**STATED GOAL**. Every line must be returned precisely as it is written.

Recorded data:
════════════════════
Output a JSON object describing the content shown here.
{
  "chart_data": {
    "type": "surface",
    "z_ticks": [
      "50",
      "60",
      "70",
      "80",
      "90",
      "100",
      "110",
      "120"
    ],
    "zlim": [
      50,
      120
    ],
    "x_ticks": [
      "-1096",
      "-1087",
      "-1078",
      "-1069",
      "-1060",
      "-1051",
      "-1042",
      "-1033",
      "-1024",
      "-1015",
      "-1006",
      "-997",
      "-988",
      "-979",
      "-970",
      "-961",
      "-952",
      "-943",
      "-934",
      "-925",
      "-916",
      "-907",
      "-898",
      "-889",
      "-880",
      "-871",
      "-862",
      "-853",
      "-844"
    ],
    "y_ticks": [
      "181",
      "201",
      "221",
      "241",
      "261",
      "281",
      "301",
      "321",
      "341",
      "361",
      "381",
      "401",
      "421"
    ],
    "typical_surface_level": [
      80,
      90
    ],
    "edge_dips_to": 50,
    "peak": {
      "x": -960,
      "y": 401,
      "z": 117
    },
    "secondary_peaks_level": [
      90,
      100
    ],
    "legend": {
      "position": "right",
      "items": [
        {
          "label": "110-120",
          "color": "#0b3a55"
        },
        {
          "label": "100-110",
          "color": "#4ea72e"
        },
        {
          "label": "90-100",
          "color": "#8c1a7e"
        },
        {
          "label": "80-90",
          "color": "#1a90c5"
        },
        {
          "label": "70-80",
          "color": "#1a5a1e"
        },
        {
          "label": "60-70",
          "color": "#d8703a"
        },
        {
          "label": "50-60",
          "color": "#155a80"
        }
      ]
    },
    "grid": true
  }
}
════════════════════
**SOLVED EXERCISE**.
Output a JSON object describing the content shown here.
{
  "chart_data": {
    "type": "surface",
    "z_ticks": [
      "50",
      "60",
      "70",
      "80",
      "90",
      "100",
      "110",
      "120"
    ],
    "zlim": [
      50,
      120
    ],
    "x_ticks": [
      "-1096",
      "-1087",
      "-1078",
      "-1069",
      "-1060",
      "-1051",
      "-1042",
      "-1033",
      "-1024",
      "-1015",
      "-1006",
      "-997",
      "-988",
      "-979",
      "-970",
      "-961",
      "-952",
      "-943",
      "-934",
      "-925",
      "-916",
      "-907",
      "-898",
      "-889",
      "-880",
      "-871",
      "-862",
      "-853",
      "-844"
    ],
    "y_ticks": [
      "181",
      "201",
      "221",
      "241",
      "261",
      "281",
      "301",
      "321",
      "341",
      "361",
      "381",
      "401",
      "421"
    ],
    "typical_surface_level": [
      80,
      90
    ],
    "edge_dips_to": 50,
    "peak": {
      "x": -960,
      "y": 401,
      "z": 117
    },
    "secondary_peaks_level": [
      90,
      100
    ],
    "legend": {
      "position": "right",
      "items": [
        {
          "label": "110-120",
          "color": "#0b3a55"
        },
        {
          "label": "100-110",
          "color": "#4ea72e"
        },
        {
          "label": "90-100",
          "color": "#8c1a7e"
        },
        {
          "label": "80-90",
          "color": "#1a90c5"
        },
        {
          "label": "70-80",
          "color": "#1a5a1e"
        },
        {
          "label": "60-70",
          "color": "#d8703a"
        },
        {
          "label": "50-60",
          "color": "#155a80"
        }
      ]
    },
    "grid": true
  }
}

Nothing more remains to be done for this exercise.